- [Short exercise]:
Your task is to copy every line of this material exactly.

┏━━

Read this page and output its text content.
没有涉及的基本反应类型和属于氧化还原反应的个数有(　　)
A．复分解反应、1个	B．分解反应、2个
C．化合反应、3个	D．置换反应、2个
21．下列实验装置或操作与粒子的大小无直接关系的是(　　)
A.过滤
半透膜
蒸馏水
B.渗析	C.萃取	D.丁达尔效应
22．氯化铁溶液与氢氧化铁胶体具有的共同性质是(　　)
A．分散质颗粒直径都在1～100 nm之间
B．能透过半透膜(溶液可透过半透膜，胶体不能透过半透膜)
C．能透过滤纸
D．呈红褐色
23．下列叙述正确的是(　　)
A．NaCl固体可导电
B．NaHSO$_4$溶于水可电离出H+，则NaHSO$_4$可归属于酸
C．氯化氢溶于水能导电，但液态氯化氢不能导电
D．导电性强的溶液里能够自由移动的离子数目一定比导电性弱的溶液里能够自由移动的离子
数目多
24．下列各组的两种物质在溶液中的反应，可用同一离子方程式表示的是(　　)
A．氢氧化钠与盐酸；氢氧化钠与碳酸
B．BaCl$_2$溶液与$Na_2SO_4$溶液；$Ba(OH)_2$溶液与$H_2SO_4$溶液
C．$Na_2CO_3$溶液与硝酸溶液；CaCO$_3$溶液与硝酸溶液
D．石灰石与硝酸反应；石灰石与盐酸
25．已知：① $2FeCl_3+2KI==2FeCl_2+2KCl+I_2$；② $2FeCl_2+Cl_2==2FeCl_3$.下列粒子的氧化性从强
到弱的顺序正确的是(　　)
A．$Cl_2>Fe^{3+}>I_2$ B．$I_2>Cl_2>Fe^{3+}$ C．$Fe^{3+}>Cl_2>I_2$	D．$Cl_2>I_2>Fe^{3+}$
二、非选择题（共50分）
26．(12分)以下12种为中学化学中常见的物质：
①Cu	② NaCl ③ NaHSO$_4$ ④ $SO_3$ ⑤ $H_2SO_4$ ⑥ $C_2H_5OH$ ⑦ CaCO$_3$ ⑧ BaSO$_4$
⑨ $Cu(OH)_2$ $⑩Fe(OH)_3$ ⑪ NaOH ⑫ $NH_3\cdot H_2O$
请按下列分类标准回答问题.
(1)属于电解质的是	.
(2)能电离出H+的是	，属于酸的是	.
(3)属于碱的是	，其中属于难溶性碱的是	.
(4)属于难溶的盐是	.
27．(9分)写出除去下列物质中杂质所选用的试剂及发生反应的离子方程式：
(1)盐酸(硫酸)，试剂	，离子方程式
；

┗━━

- [Response]:
Read this page and output its text content.
没有涉及的基本反应类型和属于氧化还原反应的个数有(　　)
A．复分解反应、1个	B．分解反应、2个
C．化合反应、3个	D．置换反应、2个
21．下列实验装置或操作与粒子的大小无直接关系的是(　　)
A.过滤
半透膜
蒸馏水
B.渗析	C.萃取	D.丁达尔效应
22．氯化铁溶液与氢氧化铁胶体具有的共同性质是(　　)
A．分散质颗粒直径都在1～100 nm之间
B．能透过半透膜(溶液可透过半透膜，胶体不能透过半透膜)
C．能透过滤纸
D．呈红褐色
23．下列叙述正确的是(　　)
A．NaCl固体可导电
B．NaHSO$_4$溶于水可电离出H+，则NaHSO$_4$可归属于酸
C．氯化氢溶于水能导电，但液态氯化氢不能导电
D．导电性强的溶液里能够自由移动的离子数目一定比导电性弱的溶液里能够自由移动的离子
数目多
24．下列各组的两种物质在溶液中的反应，可用同一离子方程式表示的是(　　)
A．氢氧化钠与盐酸；氢氧化钠与碳酸
B．BaCl$_2$溶液与$Na_2SO_4$溶液；$Ba(OH)_2$溶液与$H_2SO_4$溶液
C．$Na_2CO_3$溶液与硝酸溶液；CaCO$_3$溶液与硝酸溶液
D．石灰石与硝酸反应；石灰石与盐酸
25．已知：① $2FeCl_3+2KI==2FeCl_2+2KCl+I_2$；② $2FeCl_2+Cl_2==2FeCl_3$.下列粒子的氧化性从强
到弱的顺序正确的是(　　)
A．$Cl_2>Fe^{3+}>I_2$ B．$I_2>Cl_2>Fe^{3+}$ C．$Fe^{3+}>Cl_2>I_2$	D．$Cl_2>I_2>Fe^{3+}$
二、非选择题（共50分）
26．(12分)以下12种为中学化学中常见的物质：
①Cu	② NaCl ③ NaHSO$_4$ ④ $SO_3$ ⑤ $H_2SO_4$ ⑥ $C_2H_5OH$ ⑦ CaCO$_3$ ⑧ BaSO$_4$
⑨ $Cu(OH)_2$ $⑩Fe(OH)_3$ ⑪ NaOH ⑫ $NH_3\cdot H_2O$
请按下列分类标准回答问题.
(1)属于电解质的是	.
(2)能电离出H+的是	，属于酸的是	.
(3)属于碱的是	，其中属于难溶性碱的是	.
(4)属于难溶的盐是	.
27．(9分)写出除去下列物质中杂质所选用的试剂及发生反应的离子方程式：
(1)盐酸(硫酸)，试剂	，离子方程式
；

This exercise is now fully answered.